Given exercise: Gather up the lines with the word "screenshot" in them.

[Records from a collection]
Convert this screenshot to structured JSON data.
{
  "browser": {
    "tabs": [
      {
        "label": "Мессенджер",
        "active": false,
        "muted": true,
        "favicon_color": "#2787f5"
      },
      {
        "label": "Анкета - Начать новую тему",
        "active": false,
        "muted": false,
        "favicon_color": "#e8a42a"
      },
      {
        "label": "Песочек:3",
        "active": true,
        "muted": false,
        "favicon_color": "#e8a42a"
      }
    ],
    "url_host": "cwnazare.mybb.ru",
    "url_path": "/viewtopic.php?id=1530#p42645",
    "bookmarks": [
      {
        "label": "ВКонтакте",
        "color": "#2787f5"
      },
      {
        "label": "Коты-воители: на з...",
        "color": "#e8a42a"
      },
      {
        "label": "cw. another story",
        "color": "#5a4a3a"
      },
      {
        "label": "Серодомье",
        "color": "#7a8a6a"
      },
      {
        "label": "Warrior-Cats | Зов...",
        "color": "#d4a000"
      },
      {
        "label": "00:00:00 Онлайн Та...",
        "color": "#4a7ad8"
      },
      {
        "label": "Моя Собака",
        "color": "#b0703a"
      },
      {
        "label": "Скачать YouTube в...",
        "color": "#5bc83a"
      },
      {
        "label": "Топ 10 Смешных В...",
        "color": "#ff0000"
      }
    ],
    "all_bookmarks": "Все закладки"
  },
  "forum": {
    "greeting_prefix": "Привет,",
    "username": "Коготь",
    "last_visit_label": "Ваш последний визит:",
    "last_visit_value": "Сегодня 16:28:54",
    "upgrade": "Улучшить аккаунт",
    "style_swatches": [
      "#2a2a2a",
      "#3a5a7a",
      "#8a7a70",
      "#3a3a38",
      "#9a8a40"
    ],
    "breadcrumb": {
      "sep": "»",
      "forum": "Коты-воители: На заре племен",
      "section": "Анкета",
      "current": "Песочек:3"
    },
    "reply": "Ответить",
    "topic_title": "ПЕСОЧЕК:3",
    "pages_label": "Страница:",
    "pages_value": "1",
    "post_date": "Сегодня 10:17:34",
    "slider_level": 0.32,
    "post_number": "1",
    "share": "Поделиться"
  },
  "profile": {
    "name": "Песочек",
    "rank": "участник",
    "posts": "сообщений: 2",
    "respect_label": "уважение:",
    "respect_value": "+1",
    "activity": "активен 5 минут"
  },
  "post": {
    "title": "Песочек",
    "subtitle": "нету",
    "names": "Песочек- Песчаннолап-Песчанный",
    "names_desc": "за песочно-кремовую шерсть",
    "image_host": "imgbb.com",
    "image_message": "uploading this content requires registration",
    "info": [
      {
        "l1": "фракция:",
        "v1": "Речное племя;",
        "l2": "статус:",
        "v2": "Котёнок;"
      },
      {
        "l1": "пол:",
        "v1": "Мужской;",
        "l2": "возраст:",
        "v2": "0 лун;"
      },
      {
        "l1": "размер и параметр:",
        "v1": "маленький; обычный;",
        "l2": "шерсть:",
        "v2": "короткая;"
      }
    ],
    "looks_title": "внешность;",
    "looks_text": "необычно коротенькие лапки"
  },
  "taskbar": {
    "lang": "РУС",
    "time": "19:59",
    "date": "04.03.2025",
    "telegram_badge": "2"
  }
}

...

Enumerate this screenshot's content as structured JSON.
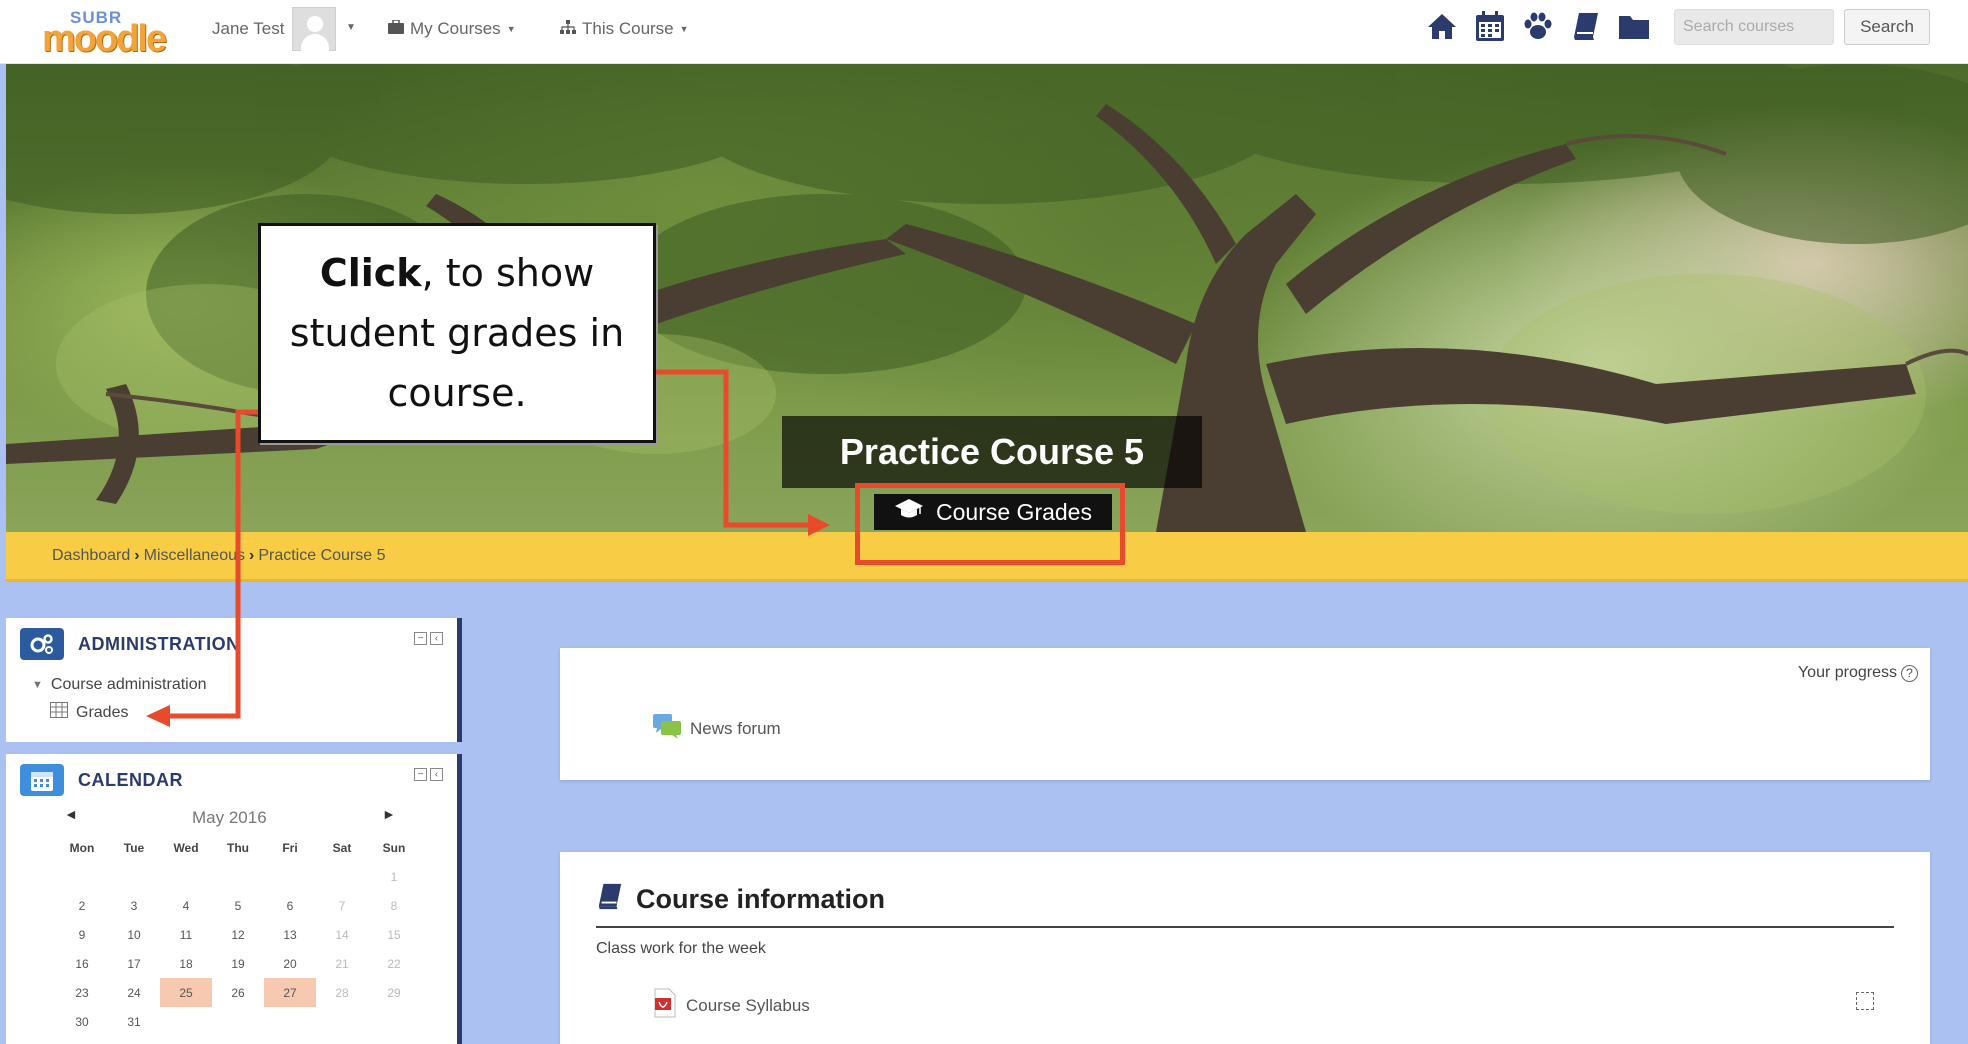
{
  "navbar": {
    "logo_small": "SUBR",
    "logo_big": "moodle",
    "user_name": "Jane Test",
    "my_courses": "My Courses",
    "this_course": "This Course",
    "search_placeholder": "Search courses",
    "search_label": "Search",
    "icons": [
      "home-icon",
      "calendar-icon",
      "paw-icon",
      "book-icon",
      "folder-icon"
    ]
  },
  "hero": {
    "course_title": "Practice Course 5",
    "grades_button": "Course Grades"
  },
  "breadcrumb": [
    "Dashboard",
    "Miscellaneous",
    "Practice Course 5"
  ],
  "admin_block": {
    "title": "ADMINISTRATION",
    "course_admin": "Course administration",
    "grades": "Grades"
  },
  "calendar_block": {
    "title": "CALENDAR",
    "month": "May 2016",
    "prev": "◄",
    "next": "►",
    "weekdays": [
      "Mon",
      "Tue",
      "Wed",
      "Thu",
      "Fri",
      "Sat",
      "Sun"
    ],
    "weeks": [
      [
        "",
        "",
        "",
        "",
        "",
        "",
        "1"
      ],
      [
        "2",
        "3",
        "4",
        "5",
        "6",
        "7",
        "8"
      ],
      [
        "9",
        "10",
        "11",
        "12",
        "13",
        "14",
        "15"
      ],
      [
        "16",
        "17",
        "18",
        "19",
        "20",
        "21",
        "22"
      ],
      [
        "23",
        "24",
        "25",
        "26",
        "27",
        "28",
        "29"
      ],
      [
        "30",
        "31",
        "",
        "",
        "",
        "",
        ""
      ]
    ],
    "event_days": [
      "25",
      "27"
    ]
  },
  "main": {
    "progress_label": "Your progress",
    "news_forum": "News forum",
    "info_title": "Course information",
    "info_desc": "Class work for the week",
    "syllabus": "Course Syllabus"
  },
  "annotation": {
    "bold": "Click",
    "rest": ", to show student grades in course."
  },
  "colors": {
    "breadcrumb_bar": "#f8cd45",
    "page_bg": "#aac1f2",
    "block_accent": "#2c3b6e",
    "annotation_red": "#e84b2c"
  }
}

Solution below:
Convert this screenshot to structured JSON data.
Enumerate this screenshot's content as structured JSON.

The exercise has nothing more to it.